▶ WHAT THIS TASK INVOLVES
Can you output the records below exactly as they are written?

▶ PROVIDED DATA
** BEGIN **

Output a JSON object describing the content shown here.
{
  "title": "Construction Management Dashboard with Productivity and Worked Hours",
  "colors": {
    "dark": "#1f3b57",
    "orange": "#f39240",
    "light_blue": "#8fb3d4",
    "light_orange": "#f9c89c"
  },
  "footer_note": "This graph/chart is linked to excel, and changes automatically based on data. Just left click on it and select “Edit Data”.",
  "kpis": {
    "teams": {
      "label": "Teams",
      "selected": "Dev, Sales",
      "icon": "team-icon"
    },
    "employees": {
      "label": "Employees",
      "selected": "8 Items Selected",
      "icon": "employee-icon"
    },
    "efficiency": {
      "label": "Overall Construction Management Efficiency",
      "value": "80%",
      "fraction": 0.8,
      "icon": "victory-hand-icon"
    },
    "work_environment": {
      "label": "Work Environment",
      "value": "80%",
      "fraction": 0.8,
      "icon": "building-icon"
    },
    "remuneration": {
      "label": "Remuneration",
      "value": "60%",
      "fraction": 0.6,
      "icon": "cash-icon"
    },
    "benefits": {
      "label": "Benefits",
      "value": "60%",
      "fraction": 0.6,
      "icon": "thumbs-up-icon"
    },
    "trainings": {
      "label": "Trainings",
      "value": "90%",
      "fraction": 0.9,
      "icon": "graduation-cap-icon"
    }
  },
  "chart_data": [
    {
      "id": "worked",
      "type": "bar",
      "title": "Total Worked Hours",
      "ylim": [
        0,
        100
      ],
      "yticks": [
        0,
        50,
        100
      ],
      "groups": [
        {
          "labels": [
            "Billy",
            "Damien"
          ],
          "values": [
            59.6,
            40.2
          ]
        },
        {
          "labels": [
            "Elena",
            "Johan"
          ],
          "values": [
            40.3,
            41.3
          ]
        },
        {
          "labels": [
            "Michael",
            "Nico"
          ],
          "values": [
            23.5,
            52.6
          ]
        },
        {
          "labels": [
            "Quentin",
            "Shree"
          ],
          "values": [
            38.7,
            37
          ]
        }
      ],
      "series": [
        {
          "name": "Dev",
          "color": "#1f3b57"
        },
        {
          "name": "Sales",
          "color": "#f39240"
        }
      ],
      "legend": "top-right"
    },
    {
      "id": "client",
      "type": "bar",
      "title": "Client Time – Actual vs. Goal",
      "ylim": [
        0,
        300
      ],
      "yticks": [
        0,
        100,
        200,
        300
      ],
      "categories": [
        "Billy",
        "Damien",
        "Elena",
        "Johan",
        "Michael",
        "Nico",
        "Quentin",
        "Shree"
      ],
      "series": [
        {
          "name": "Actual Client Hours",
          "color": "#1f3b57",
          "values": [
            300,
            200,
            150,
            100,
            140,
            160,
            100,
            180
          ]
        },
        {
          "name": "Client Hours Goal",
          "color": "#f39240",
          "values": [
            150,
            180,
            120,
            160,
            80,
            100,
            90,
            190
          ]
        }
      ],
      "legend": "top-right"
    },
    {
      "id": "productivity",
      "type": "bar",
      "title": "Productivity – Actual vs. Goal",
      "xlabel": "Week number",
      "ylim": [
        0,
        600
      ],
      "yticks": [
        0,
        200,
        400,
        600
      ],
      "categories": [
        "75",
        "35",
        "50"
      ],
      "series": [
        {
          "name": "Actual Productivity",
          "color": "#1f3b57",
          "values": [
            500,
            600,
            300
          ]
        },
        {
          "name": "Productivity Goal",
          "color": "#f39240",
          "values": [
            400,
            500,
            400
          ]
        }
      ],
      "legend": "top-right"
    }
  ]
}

** END **

▶ EXPECTED ANSWER
Output a JSON object describing the content shown here.
{
  "title": "Construction Management Dashboard with Productivity and Worked Hours",
  "colors": {
    "dark": "#1f3b57",
    "orange": "#f39240",
    "light_blue": "#8fb3d4",
    "light_orange": "#f9c89c"
  },
  "footer_note": "This graph/chart is linked to excel, and changes automatically based on data. Just left click on it and select “Edit Data”.",
  "kpis": {
    "teams": {
      "label": "Teams",
      "selected": "Dev, Sales",
      "icon": "team-icon"
    },
    "employees": {
      "label": "Employees",
      "selected": "8 Items Selected",
      "icon": "employee-icon"
    },
    "efficiency": {
      "label": "Overall Construction Management Efficiency",
      "value": "80%",
      "fraction": 0.8,
      "icon": "victory-hand-icon"
    },
    "work_environment": {
      "label": "Work Environment",
      "value": "80%",
      "fraction": 0.8,
      "icon": "building-icon"
    },
    "remuneration": {
      "label": "Remuneration",
      "value": "60%",
      "fraction": 0.6,
      "icon": "cash-icon"
    },
    "benefits": {
      "label": "Benefits",
      "value": "60%",
      "fraction": 0.6,
      "icon": "thumbs-up-icon"
    },
    "trainings": {
      "label": "Trainings",
      "value": "90%",
      "fraction": 0.9,
      "icon": "graduation-cap-icon"
    }
  },
  "chart_data": [
    {
      "id": "worked",
      "type": "bar",
      "title": "Total Worked Hours",
      "ylim": [
        0,
        100
      ],
      "yticks": [
        0,
        50,
        100
      ],
      "groups": [
        {
          "labels": [
            "Billy",
            "Damien"
          ],
          "values": [
            59.6,
            40.2
          ]
        },
        {
          "labels": [
            "Elena",
            "Johan"
          ],
          "values": [
            40.3,
            41.3
          ]
        },
        {
          "labels": [
            "Michael",
            "Nico"
          ],
          "values": [
            23.5,
            52.6
          ]
        },
        {
          "labels": [
            "Quentin",
            "Shree"
          ],
          "values": [
            38.7,
            37
          ]
        }
      ],
      "series": [
        {
          "name": "Dev",
          "color": "#1f3b57"
        },
        {
          "name": "Sales",
          "color": "#f39240"
        }
      ],
      "legend": "top-right"
    },
    {
      "id": "client",
      "type": "bar",
      "title": "Client Time – Actual vs. Goal",
      "ylim": [
        0,
        300
      ],
      "yticks": [
        0,
        100,
        200,
        300
      ],
      "categories": [
        "Billy",
        "Damien",
        "Elena",
        "Johan",
        "Michael",
        "Nico",
        "Quentin",
        "Shree"
      ],
      "series": [
        {
          "name": "Actual Client Hours",
          "color": "#1f3b57",
          "values": [
            300,
            200,
            150,
            100,
            140,
            160,
            100,
            180
          ]
        },
        {
          "name": "Client Hours Goal",
          "color": "#f39240",
          "values": [
            150,
            180,
            120,
            160,
            80,
            100,
            90,
            190
          ]
        }
      ],
      "legend": "top-right"
    },
    {
      "id": "productivity",
      "type": "bar",
      "title": "Productivity – Actual vs. Goal",
      "xlabel": "Week number",
      "ylim": [
        0,
        600
      ],
      "yticks": [
        0,
        200,
        400,
        600
      ],
      "categories": [
        "75",
        "35",
        "50"
      ],
      "series": [
        {
          "name": "Actual Productivity",
          "color": "#1f3b57",
          "values": [
            500,
            600,
            300
          ]
        },
        {
          "name": "Productivity Goal",
          "color": "#f39240",
          "values": [
            400,
            500,
            400
          ]
        }
      ],
      "legend": "top-right"
    }
  ]
}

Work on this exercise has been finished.